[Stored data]
##############################

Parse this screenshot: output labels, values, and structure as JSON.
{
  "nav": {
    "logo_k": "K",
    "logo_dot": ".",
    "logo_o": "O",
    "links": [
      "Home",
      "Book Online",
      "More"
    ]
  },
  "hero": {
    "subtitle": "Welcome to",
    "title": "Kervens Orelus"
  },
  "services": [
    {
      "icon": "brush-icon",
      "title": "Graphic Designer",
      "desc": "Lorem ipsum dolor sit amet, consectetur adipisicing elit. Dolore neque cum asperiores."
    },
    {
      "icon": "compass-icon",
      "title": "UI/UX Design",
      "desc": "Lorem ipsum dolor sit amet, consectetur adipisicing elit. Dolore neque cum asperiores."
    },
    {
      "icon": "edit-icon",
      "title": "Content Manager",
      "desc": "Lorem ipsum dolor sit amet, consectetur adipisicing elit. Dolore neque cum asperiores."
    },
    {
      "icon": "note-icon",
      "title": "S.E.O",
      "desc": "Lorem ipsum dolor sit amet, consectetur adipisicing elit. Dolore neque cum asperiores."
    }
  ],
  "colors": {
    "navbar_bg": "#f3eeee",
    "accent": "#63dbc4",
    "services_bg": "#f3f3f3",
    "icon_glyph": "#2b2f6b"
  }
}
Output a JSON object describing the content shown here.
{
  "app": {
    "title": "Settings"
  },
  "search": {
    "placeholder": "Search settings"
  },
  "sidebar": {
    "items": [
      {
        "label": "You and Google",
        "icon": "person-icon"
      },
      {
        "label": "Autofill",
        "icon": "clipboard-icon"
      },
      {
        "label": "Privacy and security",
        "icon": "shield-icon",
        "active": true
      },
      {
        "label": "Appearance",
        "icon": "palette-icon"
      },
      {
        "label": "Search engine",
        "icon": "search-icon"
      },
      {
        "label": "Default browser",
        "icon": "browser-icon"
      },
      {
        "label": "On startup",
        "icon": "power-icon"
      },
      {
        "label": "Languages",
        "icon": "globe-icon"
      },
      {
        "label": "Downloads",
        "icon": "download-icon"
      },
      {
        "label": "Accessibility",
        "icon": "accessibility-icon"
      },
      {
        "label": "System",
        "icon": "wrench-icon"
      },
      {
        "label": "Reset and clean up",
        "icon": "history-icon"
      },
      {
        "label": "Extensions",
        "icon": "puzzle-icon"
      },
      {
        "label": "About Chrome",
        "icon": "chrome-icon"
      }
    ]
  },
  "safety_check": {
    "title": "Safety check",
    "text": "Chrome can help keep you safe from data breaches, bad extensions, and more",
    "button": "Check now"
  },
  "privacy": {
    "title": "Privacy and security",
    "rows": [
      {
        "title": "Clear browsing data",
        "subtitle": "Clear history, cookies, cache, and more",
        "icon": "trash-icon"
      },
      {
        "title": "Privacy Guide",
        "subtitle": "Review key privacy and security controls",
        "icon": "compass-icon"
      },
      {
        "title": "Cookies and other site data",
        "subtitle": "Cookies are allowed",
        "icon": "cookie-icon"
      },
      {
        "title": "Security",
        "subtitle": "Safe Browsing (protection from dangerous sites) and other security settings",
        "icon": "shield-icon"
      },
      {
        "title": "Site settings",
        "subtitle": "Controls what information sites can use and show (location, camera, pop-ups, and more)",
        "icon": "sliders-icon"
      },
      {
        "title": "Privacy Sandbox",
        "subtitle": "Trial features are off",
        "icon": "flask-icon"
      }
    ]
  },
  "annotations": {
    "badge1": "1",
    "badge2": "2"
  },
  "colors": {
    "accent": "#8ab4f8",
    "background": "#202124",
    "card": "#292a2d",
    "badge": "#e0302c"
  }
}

##############################

Challenge => Above are the records; retype every one exactly.

Result =>
Parse this screenshot: output labels, values, and structure as JSON.
{
  "nav": {
    "logo_k": "K",
    "logo_dot": ".",
    "logo_o": "O",
    "links": [
      "Home",
      "Book Online",
      "More"
    ]
  },
  "hero": {
    "subtitle": "Welcome to",
    "title": "Kervens Orelus"
  },
  "services": [
    {
      "icon": "brush-icon",
      "title": "Graphic Designer",
      "desc": "Lorem ipsum dolor sit amet, consectetur adipisicing elit. Dolore neque cum asperiores."
    },
    {
      "icon": "compass-icon",
      "title": "UI/UX Design",
      "desc": "Lorem ipsum dolor sit amet, consectetur adipisicing elit. Dolore neque cum asperiores."
    },
    {
      "icon": "edit-icon",
      "title": "Content Manager",
      "desc": "Lorem ipsum dolor sit amet, consectetur adipisicing elit. Dolore neque cum asperiores."
    },
    {
      "icon": "note-icon",
      "title": "S.E.O",
      "desc": "Lorem ipsum dolor sit amet, consectetur adipisicing elit. Dolore neque cum asperiores."
    }
  ],
  "colors": {
    "navbar_bg": "#f3eeee",
    "accent": "#63dbc4",
    "services_bg": "#f3f3f3",
    "icon_glyph": "#2b2f6b"
  }
}
Output a JSON object describing the content shown here.
{
  "app": {
    "title": "Settings"
  },
  "search": {
    "placeholder": "Search settings"
  },
  "sidebar": {
    "items": [
      {
        "label": "You and Google",
        "icon": "person-icon"
      },
      {
        "label": "Autofill",
        "icon": "clipboard-icon"
      },
      {
        "label": "Privacy and security",
        "icon": "shield-icon",
        "active": true
      },
      {
        "label": "Appearance",
        "icon": "palette-icon"
      },
      {
        "label": "Search engine",
        "icon": "search-icon"
      },
      {
        "label": "Default browser",
        "icon": "browser-icon"
      },
      {
        "label": "On startup",
        "icon": "power-icon"
      },
      {
        "label": "Languages",
        "icon": "globe-icon"
      },
      {
        "label": "Downloads",
        "icon": "download-icon"
      },
      {
        "label": "Accessibility",
        "icon": "accessibility-icon"
      },
      {
        "label": "System",
        "icon": "wrench-icon"
      },
      {
        "label": "Reset and clean up",
        "icon": "history-icon"
      },
      {
        "label": "Extensions",
        "icon": "puzzle-icon"
      },
      {
        "label": "About Chrome",
        "icon": "chrome-icon"
      }
    ]
  },
  "safety_check": {
    "title": "Safety check",
    "text": "Chrome can help keep you safe from data breaches, bad extensions, and more",
    "button": "Check now"
  },
  "privacy": {
    "title": "Privacy and security",
    "rows": [
      {
        "title": "Clear browsing data",
        "subtitle": "Clear history, cookies, cache, and more",
        "icon": "trash-icon"
      },
      {
        "title": "Privacy Guide",
        "subtitle": "Review key privacy and security controls",
        "icon": "compass-icon"
      },
      {
        "title": "Cookies and other site data",
        "subtitle": "Cookies are allowed",
        "icon": "cookie-icon"
      },
      {
        "title": "Security",
        "subtitle": "Safe Browsing (protection from dangerous sites) and other security settings",
        "icon": "shield-icon"
      },
      {
        "title": "Site settings",
        "subtitle": "Controls what information sites can use and show (location, camera, pop-ups, and more)",
        "icon": "sliders-icon"
      },
      {
        "title": "Privacy Sandbox",
        "subtitle": "Trial features are off",
        "icon": "flask-icon"
      }
    ]
  },
  "annotations": {
    "badge1": "1",
    "badge2": "2"
  },
  "colors": {
    "accent": "#8ab4f8",
    "background": "#202124",
    "card": "#292a2d",
    "badge": "#e0302c"
  }
}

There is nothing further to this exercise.